▸ Given request:
Without skipping anything, write out each record below exactly.

⁂

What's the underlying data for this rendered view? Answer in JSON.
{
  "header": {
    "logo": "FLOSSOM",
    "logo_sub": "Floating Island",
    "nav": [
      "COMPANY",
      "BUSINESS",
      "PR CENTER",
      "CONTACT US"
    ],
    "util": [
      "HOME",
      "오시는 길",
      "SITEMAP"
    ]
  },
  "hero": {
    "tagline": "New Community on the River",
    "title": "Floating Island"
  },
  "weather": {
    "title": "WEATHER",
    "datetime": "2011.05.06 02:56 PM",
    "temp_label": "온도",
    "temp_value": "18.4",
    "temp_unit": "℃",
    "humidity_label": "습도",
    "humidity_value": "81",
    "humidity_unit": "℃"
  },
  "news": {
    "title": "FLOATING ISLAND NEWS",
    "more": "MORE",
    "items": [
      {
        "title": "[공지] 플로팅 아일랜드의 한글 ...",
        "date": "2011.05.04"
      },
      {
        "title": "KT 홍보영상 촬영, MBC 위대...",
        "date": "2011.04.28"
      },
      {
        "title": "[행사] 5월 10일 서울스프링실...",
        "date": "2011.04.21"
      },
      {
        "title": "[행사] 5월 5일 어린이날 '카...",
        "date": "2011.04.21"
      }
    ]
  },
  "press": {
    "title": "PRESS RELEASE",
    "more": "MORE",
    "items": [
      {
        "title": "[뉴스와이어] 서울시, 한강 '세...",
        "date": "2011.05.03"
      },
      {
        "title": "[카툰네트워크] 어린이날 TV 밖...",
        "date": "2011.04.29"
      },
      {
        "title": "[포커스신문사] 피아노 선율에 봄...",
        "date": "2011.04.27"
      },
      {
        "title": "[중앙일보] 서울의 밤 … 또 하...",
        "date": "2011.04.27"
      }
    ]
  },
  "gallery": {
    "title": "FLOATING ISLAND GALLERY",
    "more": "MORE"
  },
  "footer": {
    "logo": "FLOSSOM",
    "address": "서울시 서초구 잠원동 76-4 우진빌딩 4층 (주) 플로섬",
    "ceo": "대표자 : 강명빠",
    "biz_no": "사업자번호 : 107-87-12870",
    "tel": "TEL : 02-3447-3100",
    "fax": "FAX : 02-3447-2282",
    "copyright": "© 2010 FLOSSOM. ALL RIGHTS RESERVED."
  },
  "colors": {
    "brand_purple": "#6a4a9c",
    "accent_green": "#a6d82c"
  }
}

⁂

▸ Response below:
What's the underlying data for this rendered view? Answer in JSON.
{
  "header": {
    "logo": "FLOSSOM",
    "logo_sub": "Floating Island",
    "nav": [
      "COMPANY",
      "BUSINESS",
      "PR CENTER",
      "CONTACT US"
    ],
    "util": [
      "HOME",
      "오시는 길",
      "SITEMAP"
    ]
  },
  "hero": {
    "tagline": "New Community on the River",
    "title": "Floating Island"
  },
  "weather": {
    "title": "WEATHER",
    "datetime": "2011.05.06 02:56 PM",
    "temp_label": "온도",
    "temp_value": "18.4",
    "temp_unit": "℃",
    "humidity_label": "습도",
    "humidity_value": "81",
    "humidity_unit": "℃"
  },
  "news": {
    "title": "FLOATING ISLAND NEWS",
    "more": "MORE",
    "items": [
      {
        "title": "[공지] 플로팅 아일랜드의 한글 ...",
        "date": "2011.05.04"
      },
      {
        "title": "KT 홍보영상 촬영, MBC 위대...",
        "date": "2011.04.28"
      },
      {
        "title": "[행사] 5월 10일 서울스프링실...",
        "date": "2011.04.21"
      },
      {
        "title": "[행사] 5월 5일 어린이날 '카...",
        "date": "2011.04.21"
      }
    ]
  },
  "press": {
    "title": "PRESS RELEASE",
    "more": "MORE",
    "items": [
      {
        "title": "[뉴스와이어] 서울시, 한강 '세...",
        "date": "2011.05.03"
      },
      {
        "title": "[카툰네트워크] 어린이날 TV 밖...",
        "date": "2011.04.29"
      },
      {
        "title": "[포커스신문사] 피아노 선율에 봄...",
        "date": "2011.04.27"
      },
      {
        "title": "[중앙일보] 서울의 밤 … 또 하...",
        "date": "2011.04.27"
      }
    ]
  },
  "gallery": {
    "title": "FLOATING ISLAND GALLERY",
    "more": "MORE"
  },
  "footer": {
    "logo": "FLOSSOM",
    "address": "서울시 서초구 잠원동 76-4 우진빌딩 4층 (주) 플로섬",
    "ceo": "대표자 : 강명빠",
    "biz_no": "사업자번호 : 107-87-12870",
    "tel": "TEL : 02-3447-3100",
    "fax": "FAX : 02-3447-2282",
    "copyright": "© 2010 FLOSSOM. ALL RIGHTS RESERVED."
  },
  "colors": {
    "brand_purple": "#6a4a9c",
    "accent_green": "#a6d82c"
  }
}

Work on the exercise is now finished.